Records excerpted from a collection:
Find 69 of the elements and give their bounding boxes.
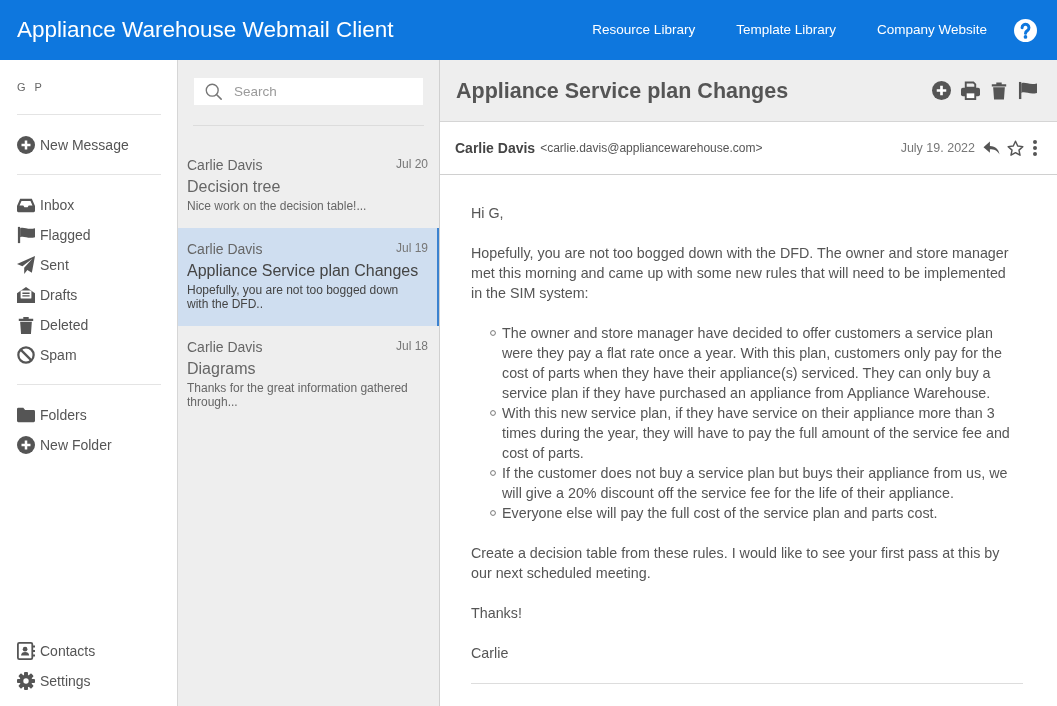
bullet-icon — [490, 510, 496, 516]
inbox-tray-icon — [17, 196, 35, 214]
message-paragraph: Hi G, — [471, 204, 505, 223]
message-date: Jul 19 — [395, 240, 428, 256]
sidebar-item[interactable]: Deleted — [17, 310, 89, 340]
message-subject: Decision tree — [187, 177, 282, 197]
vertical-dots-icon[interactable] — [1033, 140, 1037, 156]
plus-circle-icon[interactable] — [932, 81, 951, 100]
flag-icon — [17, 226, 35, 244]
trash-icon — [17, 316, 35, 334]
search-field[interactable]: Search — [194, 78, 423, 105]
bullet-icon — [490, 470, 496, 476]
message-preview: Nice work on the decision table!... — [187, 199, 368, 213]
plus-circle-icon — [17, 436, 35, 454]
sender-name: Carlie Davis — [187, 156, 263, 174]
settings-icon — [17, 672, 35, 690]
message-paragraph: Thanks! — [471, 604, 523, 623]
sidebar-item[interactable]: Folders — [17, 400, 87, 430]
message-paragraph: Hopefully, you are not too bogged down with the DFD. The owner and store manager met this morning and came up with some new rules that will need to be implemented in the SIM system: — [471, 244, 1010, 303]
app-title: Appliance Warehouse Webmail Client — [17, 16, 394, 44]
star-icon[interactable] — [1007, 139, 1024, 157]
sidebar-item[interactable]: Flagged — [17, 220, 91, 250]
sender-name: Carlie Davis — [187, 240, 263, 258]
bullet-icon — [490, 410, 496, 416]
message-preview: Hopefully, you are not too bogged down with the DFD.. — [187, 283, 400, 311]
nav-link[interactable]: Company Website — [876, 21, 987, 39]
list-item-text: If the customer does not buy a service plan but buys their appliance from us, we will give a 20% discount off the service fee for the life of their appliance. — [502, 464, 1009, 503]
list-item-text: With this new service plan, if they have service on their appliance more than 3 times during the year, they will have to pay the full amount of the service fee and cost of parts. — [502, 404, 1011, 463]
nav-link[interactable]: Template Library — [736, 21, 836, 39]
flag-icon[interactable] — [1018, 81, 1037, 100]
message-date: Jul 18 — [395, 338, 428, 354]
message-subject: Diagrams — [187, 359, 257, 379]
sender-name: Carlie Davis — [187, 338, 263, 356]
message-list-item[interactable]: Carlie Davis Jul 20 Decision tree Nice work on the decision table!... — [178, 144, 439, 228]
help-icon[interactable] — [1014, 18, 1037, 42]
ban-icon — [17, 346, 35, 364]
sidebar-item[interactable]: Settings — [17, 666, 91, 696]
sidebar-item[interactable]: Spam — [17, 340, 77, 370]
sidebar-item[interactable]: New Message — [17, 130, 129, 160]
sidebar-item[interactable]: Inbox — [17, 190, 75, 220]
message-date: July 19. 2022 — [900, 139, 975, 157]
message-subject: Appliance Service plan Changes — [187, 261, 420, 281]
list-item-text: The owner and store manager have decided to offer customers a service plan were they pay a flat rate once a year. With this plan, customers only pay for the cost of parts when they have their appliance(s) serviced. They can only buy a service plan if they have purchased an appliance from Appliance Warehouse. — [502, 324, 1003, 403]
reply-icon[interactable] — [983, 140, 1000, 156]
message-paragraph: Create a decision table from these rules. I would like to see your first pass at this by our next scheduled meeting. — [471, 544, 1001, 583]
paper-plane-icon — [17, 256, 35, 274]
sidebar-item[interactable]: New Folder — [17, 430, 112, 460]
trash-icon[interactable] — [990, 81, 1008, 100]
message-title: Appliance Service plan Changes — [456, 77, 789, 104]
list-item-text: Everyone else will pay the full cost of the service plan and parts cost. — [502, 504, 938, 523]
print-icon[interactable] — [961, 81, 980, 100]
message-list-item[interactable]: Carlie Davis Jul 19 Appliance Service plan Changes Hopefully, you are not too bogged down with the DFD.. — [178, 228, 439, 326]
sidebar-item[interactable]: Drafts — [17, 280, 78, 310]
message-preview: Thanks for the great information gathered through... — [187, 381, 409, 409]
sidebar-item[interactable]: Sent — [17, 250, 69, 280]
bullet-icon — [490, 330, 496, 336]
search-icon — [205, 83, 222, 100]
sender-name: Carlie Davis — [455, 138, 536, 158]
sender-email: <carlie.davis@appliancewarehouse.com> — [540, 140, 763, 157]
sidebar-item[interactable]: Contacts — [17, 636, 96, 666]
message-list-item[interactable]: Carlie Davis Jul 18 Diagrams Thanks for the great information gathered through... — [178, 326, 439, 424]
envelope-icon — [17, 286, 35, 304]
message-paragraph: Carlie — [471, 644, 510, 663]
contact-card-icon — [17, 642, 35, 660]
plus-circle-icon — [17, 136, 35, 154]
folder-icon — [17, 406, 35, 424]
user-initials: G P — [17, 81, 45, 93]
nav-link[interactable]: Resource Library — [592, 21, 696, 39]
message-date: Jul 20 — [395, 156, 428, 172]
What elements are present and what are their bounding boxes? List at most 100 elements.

EXERCISE BRIEF: Write out the material above again with "Template Library" swapped for "Template Archive" everywhere it appears and everything else kept the same. Leave the pictures out.

ANSWER FOR THE TASK:
Find 69 of the elements and give their bounding boxes.
bullet-icon — [490, 510, 496, 516]
inbox-tray-icon — [17, 196, 35, 214]
message-paragraph: Hi G, — [471, 204, 505, 223]
message-date: Jul 19 — [395, 240, 428, 256]
sidebar-item[interactable]: Deleted — [17, 310, 89, 340]
message-subject: Decision tree — [187, 177, 282, 197]
vertical-dots-icon[interactable] — [1033, 140, 1037, 156]
plus-circle-icon[interactable] — [932, 81, 951, 100]
flag-icon — [17, 226, 35, 244]
trash-icon — [17, 316, 35, 334]
search-field[interactable]: Search — [194, 78, 423, 105]
bullet-icon — [490, 470, 496, 476]
message-preview: Nice work on the decision table!... — [187, 199, 368, 213]
plus-circle-icon — [17, 436, 35, 454]
sender-name: Carlie Davis — [187, 156, 263, 174]
settings-icon — [17, 672, 35, 690]
message-paragraph: Thanks! — [471, 604, 523, 623]
sidebar-item[interactable]: Folders — [17, 400, 87, 430]
message-paragraph: Hopefully, you are not too bogged down with the DFD. The owner and store manager met this morning and came up with some new rules that will need to be implemented in the SIM system: — [471, 244, 1010, 303]
app-title: Appliance Warehouse Webmail Client — [17, 16, 394, 44]
star-icon[interactable] — [1007, 139, 1024, 157]
sidebar-item[interactable]: Flagged — [17, 220, 91, 250]
sender-name: Carlie Davis — [187, 240, 263, 258]
bullet-icon — [490, 410, 496, 416]
message-preview: Hopefully, you are not too bogged down with the DFD.. — [187, 283, 400, 311]
nav-link[interactable]: Company Website — [876, 21, 987, 39]
list-item-text: If the customer does not buy a service plan but buys their appliance from us, we will give a 20% discount off the service fee for the life of their appliance. — [502, 464, 1009, 503]
list-item-text: With this new service plan, if they have service on their appliance more than 3 times during the year, they will have to pay the full amount of the service fee and cost of parts. — [502, 404, 1011, 463]
nav-link[interactable]: Template Archive — [736, 21, 836, 39]
flag-icon[interactable] — [1018, 81, 1037, 100]
message-date: Jul 18 — [395, 338, 428, 354]
message-subject: Diagrams — [187, 359, 257, 379]
sender-name: Carlie Davis — [187, 338, 263, 356]
message-list-item[interactable]: Carlie Davis Jul 20 Decision tree Nice work on the decision table!... — [178, 144, 439, 228]
help-icon[interactable] — [1014, 18, 1037, 42]
ban-icon — [17, 346, 35, 364]
sidebar-item[interactable]: Settings — [17, 666, 91, 696]
sidebar-item[interactable]: Spam — [17, 340, 77, 370]
sidebar-item[interactable]: New Message — [17, 130, 129, 160]
sidebar-item[interactable]: Inbox — [17, 190, 75, 220]
message-date: July 19. 2022 — [900, 139, 975, 157]
message-subject: Appliance Service plan Changes — [187, 261, 420, 281]
list-item-text: The owner and store manager have decided to offer customers a service plan were they pay a flat rate once a year. With this plan, customers only pay for the cost of parts when they have their appliance(s) serviced. They can only buy a service plan if they have purchased an appliance from Appliance Warehouse. — [502, 324, 1003, 403]
reply-icon[interactable] — [983, 140, 1000, 156]
message-paragraph: Create a decision table from these rules. I would like to see your first pass at this by our next scheduled meeting. — [471, 544, 1001, 583]
paper-plane-icon — [17, 256, 35, 274]
sidebar-item[interactable]: New Folder — [17, 430, 112, 460]
trash-icon[interactable] — [990, 81, 1008, 100]
message-title: Appliance Service plan Changes — [456, 77, 789, 104]
list-item-text: Everyone else will pay the full cost of the service plan and parts cost. — [502, 504, 938, 523]
print-icon[interactable] — [961, 81, 980, 100]
message-list-item[interactable]: Carlie Davis Jul 19 Appliance Service plan Changes Hopefully, you are not too bogged down with the DFD.. — [178, 228, 439, 326]
sidebar-item[interactable]: Drafts — [17, 280, 78, 310]
message-preview: Thanks for the great information gathered through... — [187, 381, 409, 409]
sidebar-item[interactable]: Sent — [17, 250, 69, 280]
bullet-icon — [490, 330, 496, 336]
search-icon — [205, 83, 222, 100]
sender-name: Carlie Davis — [455, 138, 536, 158]
sender-email: <carlie.davis@appliancewarehouse.com> — [540, 140, 763, 157]
sidebar-item[interactable]: Contacts — [17, 636, 96, 666]
message-list-item[interactable]: Carlie Davis Jul 18 Diagrams Thanks for the great information gathered through... — [178, 326, 439, 424]
envelope-icon — [17, 286, 35, 304]
message-paragraph: Carlie — [471, 644, 510, 663]
contact-card-icon — [17, 642, 35, 660]
plus-circle-icon — [17, 136, 35, 154]
folder-icon — [17, 406, 35, 424]
user-initials: G P — [17, 81, 45, 93]
nav-link[interactable]: Resource Library — [592, 21, 696, 39]
message-date: Jul 20 — [395, 156, 428, 172]
What elements are present and what are their bounding boxes? List at most 100 elements.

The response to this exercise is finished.